● TASK INSTRUCTIONS:
Search the material for the word "subtitle" and copy each line that holds it.

────────────────────────────────────────

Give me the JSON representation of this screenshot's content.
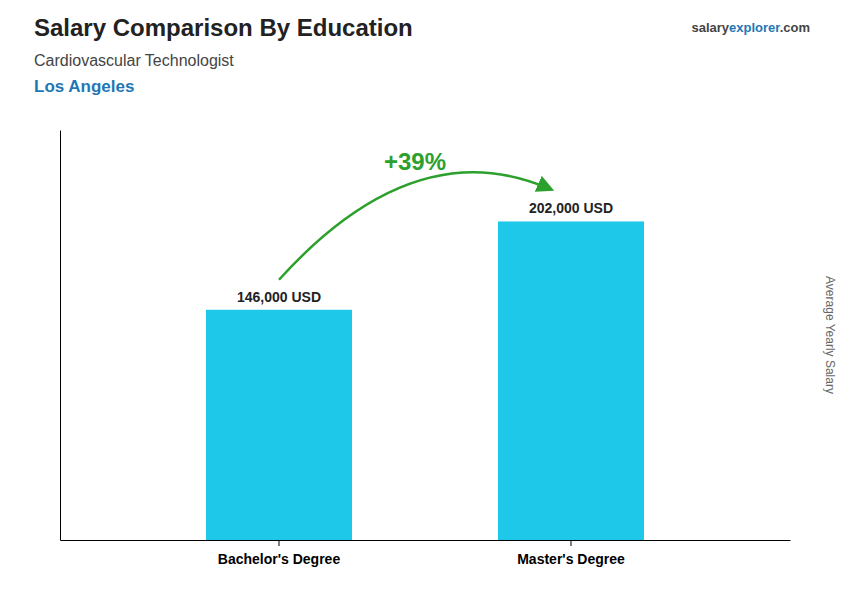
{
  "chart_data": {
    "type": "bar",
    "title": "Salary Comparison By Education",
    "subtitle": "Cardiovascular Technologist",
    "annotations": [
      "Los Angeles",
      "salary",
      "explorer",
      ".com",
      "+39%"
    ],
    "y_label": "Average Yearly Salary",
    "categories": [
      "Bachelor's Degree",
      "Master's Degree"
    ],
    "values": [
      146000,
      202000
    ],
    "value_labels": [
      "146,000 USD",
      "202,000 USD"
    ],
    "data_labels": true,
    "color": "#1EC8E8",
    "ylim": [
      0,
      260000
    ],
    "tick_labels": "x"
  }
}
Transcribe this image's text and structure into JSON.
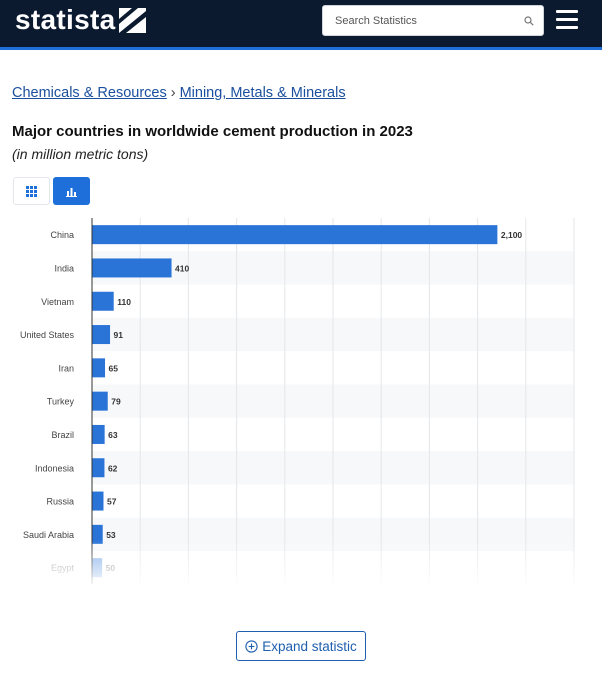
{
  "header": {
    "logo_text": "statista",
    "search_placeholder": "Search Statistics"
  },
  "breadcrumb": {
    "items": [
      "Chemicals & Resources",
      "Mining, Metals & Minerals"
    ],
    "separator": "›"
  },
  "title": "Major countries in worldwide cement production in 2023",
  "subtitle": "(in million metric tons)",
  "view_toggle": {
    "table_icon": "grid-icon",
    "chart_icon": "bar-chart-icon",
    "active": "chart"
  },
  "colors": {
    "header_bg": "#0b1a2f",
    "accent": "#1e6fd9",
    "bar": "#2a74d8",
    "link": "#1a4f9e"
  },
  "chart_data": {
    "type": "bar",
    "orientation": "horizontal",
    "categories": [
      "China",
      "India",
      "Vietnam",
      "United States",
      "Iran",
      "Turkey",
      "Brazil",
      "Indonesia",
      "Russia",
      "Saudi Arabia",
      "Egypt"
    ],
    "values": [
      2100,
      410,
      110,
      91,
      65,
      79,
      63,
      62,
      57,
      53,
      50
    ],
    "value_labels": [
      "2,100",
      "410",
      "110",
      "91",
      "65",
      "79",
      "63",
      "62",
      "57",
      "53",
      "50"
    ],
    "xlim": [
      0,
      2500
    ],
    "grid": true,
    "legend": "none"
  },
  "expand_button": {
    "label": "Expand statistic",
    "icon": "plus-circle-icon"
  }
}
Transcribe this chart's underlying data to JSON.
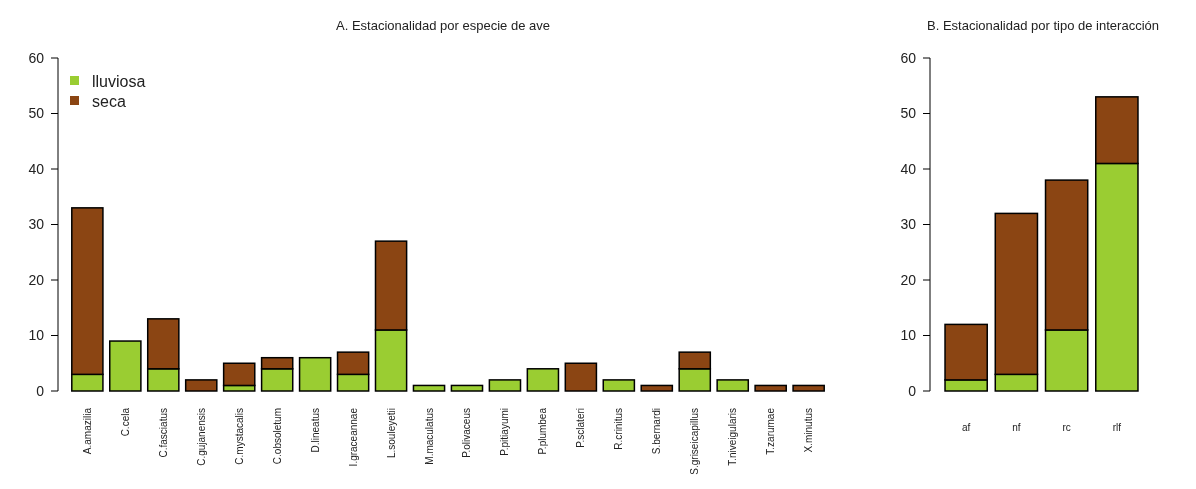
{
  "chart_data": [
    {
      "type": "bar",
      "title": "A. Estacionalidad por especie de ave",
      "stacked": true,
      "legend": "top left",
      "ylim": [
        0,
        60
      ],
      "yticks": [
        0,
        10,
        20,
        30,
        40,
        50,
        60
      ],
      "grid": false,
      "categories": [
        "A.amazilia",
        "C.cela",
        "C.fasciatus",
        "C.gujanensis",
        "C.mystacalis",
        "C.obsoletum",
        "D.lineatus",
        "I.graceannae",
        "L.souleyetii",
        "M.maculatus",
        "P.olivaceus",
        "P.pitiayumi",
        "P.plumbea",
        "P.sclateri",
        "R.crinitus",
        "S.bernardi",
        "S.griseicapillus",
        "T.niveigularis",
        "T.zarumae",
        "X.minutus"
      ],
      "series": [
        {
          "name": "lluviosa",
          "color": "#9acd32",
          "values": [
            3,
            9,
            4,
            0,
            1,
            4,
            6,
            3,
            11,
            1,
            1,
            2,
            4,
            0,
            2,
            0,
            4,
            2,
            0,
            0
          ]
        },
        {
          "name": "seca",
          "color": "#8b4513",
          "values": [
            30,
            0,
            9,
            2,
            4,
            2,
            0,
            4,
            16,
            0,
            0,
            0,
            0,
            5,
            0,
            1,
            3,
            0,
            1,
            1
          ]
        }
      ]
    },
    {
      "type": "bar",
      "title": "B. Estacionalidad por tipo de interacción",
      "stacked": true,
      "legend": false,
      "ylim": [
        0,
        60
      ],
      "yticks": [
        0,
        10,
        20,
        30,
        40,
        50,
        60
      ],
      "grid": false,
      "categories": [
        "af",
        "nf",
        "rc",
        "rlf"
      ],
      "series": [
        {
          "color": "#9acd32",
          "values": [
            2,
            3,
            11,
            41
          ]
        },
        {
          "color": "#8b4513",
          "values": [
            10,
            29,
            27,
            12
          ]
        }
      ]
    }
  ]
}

────────────────────────────────────────

● WORKED SOLUTION:
    "subtitle": "Cardiovascular Technologist",
  "subtitle": "(in million metric tons)",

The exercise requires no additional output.